Rewrite the records below with "positions" replaced by "coordinates" and leave everything else unchanged.

[Layout element records]
— BEGIN —
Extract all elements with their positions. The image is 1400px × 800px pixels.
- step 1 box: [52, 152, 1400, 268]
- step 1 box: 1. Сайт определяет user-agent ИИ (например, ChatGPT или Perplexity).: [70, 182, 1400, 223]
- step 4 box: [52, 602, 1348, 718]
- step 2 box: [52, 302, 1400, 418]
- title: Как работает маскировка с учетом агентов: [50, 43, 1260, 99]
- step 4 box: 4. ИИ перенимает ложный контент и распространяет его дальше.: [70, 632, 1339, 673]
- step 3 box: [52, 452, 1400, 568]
— END —
Output of the task:
Extract all elements with their coordinates. The image is 1400px × 800px pixels.
- step 1 box: [52, 152, 1400, 268]
- step 1 box: 1. Сайт определяет user-agent ИИ (например, ChatGPT или Perplexity).: [70, 182, 1400, 223]
- step 4 box: [52, 602, 1348, 718]
- step 2 box: [52, 302, 1400, 418]
- title: Как работает маскировка с учетом агентов: [50, 43, 1260, 99]
- step 4 box: 4. ИИ перенимает ложный контент и распространяет его дальше.: [70, 632, 1339, 673]
- step 3 box: [52, 452, 1400, 568]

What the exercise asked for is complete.